» **Task**
Copy out the lines below word for word, from the first line through the line containing "dynamic-sources-label: Dynamic Sources", with both ends included.

/---

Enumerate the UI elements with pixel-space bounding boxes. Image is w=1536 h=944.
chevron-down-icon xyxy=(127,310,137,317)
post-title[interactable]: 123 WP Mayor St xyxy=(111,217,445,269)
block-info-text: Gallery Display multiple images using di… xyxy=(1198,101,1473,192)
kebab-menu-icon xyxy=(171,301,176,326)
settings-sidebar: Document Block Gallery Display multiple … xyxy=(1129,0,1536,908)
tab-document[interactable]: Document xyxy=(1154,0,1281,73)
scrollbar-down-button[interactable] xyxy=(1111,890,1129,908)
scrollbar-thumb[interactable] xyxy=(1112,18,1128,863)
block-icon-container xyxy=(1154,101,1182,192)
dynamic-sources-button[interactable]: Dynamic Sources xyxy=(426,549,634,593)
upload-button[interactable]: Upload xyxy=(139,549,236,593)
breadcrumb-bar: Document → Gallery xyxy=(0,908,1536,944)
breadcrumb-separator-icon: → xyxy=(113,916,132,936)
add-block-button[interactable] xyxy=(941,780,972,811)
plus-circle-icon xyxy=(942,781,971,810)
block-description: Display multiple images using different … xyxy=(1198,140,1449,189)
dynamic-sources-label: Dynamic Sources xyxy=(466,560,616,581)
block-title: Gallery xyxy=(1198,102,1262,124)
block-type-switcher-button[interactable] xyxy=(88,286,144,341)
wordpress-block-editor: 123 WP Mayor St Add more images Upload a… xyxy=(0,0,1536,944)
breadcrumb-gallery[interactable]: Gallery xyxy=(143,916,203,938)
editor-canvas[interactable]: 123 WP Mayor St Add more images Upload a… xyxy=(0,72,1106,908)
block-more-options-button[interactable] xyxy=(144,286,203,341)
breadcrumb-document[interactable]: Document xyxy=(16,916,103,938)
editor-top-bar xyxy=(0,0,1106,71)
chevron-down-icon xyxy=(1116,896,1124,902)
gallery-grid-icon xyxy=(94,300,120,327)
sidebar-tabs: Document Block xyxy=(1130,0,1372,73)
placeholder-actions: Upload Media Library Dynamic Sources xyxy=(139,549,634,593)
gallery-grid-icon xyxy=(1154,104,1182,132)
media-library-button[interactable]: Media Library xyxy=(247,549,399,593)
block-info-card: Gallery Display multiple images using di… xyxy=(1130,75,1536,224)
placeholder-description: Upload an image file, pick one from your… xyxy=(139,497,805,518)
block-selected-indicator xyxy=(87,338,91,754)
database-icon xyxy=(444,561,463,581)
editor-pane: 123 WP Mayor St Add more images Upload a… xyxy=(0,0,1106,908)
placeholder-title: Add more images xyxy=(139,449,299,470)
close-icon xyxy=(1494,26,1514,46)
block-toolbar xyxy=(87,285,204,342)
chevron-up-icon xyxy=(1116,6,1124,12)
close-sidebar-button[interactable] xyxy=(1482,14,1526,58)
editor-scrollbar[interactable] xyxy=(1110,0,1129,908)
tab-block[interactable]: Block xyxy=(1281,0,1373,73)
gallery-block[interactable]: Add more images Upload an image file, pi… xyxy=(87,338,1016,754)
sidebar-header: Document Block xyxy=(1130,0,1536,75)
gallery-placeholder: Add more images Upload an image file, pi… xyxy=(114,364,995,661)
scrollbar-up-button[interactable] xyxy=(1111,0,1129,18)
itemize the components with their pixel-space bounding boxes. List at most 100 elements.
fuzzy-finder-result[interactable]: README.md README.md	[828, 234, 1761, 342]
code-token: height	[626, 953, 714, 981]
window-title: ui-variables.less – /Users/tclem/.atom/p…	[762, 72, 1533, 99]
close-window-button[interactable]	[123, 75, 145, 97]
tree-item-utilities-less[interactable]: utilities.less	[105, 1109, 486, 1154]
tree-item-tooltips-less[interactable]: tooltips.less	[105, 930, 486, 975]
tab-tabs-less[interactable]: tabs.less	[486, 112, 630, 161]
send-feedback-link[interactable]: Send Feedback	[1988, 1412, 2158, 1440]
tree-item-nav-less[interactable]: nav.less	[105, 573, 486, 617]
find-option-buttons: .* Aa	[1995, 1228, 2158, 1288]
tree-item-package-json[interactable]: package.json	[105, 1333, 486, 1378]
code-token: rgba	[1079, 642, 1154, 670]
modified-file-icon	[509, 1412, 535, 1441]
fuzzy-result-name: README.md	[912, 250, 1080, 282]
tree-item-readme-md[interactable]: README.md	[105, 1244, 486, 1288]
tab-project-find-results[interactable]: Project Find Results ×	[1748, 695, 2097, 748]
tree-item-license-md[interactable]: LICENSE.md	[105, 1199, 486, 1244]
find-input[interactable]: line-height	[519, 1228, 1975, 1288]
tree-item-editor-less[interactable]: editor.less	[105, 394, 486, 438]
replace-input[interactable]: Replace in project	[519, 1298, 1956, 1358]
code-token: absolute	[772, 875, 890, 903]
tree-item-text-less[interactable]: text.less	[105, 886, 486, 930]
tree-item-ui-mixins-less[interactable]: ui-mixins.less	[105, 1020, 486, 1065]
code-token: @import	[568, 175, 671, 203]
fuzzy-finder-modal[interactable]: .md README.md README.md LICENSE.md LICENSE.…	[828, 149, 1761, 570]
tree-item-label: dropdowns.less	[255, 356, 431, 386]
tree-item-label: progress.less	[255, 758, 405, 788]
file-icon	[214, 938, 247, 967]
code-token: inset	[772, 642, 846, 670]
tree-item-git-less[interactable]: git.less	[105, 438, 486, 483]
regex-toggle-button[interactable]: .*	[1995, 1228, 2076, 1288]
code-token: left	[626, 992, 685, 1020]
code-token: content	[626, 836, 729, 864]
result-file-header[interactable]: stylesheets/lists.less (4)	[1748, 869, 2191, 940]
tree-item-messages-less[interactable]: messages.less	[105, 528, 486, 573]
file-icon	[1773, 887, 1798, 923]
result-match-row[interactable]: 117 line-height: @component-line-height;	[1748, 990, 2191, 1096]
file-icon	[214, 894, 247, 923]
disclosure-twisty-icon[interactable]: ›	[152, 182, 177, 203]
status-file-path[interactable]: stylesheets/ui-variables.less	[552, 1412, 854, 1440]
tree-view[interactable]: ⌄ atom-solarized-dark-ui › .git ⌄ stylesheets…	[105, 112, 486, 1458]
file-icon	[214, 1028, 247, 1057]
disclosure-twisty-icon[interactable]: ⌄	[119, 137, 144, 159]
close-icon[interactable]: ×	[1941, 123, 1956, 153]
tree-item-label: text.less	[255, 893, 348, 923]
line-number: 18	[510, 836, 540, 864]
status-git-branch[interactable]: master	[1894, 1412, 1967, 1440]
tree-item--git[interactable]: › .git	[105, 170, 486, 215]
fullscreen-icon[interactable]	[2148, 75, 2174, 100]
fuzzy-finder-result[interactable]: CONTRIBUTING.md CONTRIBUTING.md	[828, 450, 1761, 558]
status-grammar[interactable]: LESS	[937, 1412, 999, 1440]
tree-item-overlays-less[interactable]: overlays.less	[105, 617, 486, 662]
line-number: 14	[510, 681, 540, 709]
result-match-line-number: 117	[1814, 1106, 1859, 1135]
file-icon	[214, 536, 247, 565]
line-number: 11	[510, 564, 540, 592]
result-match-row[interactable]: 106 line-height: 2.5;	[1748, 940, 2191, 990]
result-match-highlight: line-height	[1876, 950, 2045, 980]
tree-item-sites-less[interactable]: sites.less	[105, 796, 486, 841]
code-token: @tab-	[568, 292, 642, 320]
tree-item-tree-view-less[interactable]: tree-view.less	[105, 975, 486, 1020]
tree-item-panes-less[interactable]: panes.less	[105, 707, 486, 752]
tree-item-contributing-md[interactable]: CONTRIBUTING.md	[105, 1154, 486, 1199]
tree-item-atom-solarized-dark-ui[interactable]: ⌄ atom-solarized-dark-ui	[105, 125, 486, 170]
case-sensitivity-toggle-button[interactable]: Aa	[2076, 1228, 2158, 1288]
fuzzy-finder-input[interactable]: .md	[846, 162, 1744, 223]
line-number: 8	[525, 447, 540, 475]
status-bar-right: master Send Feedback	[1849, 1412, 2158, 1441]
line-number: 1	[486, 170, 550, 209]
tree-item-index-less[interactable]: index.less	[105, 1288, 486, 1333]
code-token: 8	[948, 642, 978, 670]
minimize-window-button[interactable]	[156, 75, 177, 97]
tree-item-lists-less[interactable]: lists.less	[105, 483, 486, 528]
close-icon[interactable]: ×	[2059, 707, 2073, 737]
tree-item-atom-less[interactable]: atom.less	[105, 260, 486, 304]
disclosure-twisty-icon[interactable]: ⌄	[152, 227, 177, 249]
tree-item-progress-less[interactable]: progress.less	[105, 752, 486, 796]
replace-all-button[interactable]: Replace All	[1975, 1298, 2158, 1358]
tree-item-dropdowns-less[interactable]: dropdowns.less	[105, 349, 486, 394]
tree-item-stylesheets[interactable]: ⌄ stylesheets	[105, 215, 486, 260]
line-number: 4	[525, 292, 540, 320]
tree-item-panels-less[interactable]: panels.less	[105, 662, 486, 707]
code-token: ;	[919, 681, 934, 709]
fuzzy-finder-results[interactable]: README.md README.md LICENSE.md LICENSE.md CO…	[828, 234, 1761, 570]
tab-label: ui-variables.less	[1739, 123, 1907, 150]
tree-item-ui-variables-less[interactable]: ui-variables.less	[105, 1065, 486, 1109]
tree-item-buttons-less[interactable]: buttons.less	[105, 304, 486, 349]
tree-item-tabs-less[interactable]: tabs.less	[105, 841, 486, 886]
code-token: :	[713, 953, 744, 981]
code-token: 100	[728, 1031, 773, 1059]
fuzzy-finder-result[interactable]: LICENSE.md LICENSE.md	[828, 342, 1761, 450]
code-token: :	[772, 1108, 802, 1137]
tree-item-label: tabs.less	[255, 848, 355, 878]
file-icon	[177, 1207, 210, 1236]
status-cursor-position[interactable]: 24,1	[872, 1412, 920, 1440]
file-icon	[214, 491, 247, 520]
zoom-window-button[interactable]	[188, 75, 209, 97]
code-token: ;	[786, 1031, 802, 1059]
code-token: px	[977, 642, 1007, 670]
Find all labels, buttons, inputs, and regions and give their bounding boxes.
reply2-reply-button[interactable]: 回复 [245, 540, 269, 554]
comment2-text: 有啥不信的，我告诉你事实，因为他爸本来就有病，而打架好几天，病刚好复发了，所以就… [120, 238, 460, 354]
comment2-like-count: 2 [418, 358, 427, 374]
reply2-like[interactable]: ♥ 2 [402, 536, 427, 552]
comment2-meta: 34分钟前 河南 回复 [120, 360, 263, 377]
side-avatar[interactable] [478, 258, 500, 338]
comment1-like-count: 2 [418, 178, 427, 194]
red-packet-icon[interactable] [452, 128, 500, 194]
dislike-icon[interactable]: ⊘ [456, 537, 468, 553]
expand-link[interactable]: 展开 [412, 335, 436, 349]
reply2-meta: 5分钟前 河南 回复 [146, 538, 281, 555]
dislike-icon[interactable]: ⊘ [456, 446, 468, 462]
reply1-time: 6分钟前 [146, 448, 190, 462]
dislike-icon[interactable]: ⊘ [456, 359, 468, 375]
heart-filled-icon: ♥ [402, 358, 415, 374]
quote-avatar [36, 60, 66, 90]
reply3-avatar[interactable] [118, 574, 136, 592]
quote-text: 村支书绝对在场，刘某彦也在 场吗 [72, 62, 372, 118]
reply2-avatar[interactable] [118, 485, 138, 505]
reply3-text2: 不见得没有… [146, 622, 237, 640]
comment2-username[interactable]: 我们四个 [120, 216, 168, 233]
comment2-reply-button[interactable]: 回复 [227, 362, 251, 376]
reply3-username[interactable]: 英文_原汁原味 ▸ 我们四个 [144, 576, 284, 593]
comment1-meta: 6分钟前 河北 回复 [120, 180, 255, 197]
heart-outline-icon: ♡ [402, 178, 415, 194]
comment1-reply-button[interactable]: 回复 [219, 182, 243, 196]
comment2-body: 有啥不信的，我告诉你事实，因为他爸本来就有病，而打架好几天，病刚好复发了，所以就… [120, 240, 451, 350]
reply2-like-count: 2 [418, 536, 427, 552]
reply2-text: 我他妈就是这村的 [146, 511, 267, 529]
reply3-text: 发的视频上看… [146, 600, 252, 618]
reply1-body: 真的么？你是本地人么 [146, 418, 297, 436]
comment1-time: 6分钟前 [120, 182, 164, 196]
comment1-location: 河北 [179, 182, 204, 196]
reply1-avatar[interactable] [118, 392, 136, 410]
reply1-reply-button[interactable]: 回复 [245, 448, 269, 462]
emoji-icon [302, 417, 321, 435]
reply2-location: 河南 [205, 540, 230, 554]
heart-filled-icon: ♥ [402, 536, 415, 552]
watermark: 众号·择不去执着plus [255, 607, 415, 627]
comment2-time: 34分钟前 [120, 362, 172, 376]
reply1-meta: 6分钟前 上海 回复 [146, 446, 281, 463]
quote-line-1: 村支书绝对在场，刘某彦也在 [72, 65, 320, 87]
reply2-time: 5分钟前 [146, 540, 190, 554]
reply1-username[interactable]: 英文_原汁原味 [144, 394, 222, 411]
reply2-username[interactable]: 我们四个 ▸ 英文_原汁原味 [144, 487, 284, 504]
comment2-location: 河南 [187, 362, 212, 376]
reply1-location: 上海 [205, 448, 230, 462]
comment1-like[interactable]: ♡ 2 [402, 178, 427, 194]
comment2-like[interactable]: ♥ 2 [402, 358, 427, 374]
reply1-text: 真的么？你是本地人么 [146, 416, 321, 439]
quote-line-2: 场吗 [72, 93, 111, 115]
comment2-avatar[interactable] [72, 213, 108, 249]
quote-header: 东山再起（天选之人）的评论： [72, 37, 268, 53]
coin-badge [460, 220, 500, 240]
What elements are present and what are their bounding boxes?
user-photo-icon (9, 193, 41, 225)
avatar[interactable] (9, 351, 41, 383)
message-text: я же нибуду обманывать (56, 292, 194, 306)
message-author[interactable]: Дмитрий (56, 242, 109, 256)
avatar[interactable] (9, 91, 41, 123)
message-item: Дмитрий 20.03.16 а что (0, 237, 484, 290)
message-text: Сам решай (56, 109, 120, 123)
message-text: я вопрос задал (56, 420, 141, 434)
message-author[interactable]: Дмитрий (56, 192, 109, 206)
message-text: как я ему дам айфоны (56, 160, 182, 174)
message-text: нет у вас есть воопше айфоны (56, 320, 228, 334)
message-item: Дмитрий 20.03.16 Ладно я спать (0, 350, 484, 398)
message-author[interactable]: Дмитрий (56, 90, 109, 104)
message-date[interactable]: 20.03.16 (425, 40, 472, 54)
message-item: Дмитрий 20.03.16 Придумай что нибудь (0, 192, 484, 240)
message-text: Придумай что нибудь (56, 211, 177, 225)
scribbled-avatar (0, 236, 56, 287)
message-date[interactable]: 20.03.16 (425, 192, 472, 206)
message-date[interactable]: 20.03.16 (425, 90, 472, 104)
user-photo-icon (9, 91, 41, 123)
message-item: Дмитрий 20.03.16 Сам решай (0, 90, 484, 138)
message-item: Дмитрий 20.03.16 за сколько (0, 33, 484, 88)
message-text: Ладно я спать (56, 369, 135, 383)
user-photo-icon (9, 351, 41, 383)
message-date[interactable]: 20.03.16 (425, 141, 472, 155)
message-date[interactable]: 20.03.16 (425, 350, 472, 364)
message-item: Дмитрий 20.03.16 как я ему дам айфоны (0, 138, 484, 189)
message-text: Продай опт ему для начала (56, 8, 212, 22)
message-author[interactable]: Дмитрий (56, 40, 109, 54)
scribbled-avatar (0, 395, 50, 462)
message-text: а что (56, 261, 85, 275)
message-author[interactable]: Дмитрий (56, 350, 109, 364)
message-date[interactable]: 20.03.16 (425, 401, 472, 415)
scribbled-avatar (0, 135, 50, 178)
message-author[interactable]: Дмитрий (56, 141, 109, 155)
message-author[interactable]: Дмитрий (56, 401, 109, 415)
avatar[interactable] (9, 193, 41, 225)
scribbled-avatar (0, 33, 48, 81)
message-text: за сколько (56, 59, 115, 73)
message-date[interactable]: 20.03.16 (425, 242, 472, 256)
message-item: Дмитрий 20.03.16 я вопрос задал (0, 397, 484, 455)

\---

» **Answer to the task**
Enumerate the UI elements with pixel-space bounding boxes. Image is w=1536 h=944.
chevron-down-icon xyxy=(127,310,137,317)
post-title[interactable]: 123 WP Mayor St xyxy=(111,217,445,269)
block-info-text: Gallery Display multiple images using di… xyxy=(1198,101,1473,192)
kebab-menu-icon xyxy=(171,301,176,326)
settings-sidebar: Document Block Gallery Display multiple … xyxy=(1129,0,1536,908)
tab-document[interactable]: Document xyxy=(1154,0,1281,73)
scrollbar-down-button[interactable] xyxy=(1111,890,1129,908)
scrollbar-thumb[interactable] xyxy=(1112,18,1128,863)
block-icon-container xyxy=(1154,101,1182,192)
dynamic-sources-button[interactable]: Dynamic Sources xyxy=(426,549,634,593)
upload-button[interactable]: Upload xyxy=(139,549,236,593)
breadcrumb-bar: Document → Gallery xyxy=(0,908,1536,944)
breadcrumb-separator-icon: → xyxy=(113,916,132,936)
add-block-button[interactable] xyxy=(941,780,972,811)
plus-circle-icon xyxy=(942,781,971,810)
block-description: Display multiple images using different … xyxy=(1198,140,1449,189)
dynamic-sources-label: Dynamic Sources xyxy=(466,560,616,581)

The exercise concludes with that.